## Exercise goal
Provide a single number: the count of lines containing the string "technique".

begin

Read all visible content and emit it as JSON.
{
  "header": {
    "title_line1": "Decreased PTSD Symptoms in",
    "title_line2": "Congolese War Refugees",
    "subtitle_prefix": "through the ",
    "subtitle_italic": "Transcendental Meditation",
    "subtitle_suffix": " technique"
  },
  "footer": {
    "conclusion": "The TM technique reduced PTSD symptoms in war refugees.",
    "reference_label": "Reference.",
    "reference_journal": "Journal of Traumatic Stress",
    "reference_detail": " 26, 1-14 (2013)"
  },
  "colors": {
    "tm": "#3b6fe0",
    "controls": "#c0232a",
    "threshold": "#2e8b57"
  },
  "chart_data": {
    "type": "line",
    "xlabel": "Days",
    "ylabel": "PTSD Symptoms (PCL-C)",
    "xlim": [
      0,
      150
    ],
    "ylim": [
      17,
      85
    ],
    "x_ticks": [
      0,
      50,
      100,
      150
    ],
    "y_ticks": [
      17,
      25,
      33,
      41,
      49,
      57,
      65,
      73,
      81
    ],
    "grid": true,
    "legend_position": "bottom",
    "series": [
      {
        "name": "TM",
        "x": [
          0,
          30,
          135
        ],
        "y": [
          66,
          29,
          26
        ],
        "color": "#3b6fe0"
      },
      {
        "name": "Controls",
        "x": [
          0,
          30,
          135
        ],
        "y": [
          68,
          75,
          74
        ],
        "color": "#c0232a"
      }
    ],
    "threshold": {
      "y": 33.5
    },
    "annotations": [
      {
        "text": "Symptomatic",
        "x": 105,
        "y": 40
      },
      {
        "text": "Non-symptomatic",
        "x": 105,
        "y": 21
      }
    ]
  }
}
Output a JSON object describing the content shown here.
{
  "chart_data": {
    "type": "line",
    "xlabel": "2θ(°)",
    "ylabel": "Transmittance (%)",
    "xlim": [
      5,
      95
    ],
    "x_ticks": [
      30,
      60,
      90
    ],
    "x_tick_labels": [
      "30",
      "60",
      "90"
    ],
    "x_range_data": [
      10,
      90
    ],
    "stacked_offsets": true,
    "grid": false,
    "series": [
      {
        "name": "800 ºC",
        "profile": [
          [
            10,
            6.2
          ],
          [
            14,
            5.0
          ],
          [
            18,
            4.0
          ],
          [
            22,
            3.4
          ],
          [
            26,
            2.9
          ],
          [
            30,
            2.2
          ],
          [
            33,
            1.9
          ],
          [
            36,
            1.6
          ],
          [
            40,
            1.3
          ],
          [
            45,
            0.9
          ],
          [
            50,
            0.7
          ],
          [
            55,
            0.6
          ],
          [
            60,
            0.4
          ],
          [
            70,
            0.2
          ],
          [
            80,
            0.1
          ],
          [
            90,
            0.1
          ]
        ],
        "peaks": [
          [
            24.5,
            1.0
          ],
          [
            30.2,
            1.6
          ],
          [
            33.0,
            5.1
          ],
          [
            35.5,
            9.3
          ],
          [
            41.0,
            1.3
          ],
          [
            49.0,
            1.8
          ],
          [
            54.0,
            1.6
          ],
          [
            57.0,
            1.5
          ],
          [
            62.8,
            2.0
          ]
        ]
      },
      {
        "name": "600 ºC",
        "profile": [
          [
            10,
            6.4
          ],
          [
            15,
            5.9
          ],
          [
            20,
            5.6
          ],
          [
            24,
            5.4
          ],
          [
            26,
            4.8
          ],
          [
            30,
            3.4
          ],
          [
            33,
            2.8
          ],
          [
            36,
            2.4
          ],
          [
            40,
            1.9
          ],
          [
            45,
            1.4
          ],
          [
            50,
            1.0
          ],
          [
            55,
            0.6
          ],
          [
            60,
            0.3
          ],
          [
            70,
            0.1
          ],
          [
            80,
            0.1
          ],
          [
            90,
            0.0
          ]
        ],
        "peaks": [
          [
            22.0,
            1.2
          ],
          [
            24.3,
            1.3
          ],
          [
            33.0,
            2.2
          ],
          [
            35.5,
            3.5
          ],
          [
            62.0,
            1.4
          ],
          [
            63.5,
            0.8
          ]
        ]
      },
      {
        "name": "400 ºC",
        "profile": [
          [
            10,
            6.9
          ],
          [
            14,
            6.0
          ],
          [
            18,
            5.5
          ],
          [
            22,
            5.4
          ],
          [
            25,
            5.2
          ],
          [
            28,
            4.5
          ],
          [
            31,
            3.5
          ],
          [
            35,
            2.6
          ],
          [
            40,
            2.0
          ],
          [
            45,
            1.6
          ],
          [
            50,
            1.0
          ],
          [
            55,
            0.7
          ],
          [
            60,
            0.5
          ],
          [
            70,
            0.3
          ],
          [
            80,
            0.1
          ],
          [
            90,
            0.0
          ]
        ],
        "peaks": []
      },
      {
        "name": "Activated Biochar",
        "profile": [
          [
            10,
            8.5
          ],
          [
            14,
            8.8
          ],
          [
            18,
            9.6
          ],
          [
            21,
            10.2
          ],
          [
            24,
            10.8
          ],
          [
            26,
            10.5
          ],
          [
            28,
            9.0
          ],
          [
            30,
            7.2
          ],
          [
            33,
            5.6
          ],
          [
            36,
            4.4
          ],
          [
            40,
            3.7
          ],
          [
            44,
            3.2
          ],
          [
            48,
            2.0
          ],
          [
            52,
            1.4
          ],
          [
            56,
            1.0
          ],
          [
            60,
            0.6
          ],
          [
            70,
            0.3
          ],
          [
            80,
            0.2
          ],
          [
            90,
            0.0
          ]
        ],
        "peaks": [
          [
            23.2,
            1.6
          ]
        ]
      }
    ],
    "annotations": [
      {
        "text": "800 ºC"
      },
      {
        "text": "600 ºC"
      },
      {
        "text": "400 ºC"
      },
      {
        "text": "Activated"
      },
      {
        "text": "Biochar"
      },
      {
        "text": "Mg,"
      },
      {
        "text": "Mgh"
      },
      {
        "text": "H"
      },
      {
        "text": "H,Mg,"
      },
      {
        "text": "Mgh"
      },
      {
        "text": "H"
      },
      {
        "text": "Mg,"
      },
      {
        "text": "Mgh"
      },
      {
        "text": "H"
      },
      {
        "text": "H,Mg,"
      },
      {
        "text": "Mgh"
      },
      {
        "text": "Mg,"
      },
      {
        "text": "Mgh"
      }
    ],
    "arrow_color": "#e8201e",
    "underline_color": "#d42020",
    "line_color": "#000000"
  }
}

end

## Task response
2